→ **Exercise directions**:
Report the number of lines where the string "bear" occurs, and write nothing else.

→ **Records about charts and figures**:

-- START --

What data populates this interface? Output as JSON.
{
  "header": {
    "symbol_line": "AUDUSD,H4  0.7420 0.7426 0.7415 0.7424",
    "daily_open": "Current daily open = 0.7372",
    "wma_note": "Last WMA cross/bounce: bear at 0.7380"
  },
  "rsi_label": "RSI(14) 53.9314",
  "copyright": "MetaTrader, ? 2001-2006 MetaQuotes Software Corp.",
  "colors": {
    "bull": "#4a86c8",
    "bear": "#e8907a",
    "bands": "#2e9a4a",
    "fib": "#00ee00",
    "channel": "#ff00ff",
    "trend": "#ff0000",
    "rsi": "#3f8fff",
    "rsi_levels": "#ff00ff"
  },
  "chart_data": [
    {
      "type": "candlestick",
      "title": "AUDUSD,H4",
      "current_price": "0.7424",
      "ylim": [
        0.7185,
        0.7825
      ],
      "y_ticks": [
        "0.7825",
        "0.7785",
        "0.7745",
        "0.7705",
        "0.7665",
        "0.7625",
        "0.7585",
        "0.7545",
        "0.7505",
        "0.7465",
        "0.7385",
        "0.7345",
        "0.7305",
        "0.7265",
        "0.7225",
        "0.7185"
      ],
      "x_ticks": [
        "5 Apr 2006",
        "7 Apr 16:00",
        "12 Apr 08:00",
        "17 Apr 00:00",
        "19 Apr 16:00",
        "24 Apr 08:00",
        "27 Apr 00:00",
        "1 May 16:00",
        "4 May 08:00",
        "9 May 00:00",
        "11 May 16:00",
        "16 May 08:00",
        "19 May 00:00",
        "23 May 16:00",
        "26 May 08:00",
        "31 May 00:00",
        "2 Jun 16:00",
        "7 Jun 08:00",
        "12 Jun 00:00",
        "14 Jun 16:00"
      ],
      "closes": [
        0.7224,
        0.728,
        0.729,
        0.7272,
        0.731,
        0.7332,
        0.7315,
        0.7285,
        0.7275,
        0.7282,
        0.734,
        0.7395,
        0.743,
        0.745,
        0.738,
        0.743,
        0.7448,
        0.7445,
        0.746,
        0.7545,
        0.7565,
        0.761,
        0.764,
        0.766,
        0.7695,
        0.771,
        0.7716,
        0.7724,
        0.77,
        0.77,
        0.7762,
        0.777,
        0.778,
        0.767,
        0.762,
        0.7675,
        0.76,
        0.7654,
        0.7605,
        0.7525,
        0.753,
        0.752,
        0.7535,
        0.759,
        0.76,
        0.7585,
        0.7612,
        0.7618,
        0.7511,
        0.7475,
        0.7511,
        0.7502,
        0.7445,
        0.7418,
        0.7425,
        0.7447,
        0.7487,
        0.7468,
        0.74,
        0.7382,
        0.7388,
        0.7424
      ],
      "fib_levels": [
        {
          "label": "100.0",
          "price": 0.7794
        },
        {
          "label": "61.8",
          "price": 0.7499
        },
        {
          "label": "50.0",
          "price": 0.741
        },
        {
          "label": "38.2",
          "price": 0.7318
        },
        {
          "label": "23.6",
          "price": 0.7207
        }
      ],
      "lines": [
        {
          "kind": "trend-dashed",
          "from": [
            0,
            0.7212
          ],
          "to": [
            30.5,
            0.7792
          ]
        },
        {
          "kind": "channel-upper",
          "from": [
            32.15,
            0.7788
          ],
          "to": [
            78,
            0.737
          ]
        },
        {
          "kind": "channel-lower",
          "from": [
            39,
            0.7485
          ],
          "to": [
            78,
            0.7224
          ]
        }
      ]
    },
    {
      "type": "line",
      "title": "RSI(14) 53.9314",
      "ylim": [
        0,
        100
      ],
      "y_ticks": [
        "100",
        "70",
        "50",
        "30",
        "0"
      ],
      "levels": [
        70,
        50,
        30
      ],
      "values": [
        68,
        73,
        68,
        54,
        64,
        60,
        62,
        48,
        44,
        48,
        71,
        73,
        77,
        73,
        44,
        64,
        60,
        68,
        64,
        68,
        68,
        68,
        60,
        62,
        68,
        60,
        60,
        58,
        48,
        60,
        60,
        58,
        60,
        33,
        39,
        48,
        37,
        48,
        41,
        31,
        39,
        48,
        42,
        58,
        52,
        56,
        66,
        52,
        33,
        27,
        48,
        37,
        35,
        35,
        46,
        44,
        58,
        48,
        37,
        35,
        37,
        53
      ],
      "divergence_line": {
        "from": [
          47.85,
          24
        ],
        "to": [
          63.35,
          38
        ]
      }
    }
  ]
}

-- END --

→ **Full solution**:
2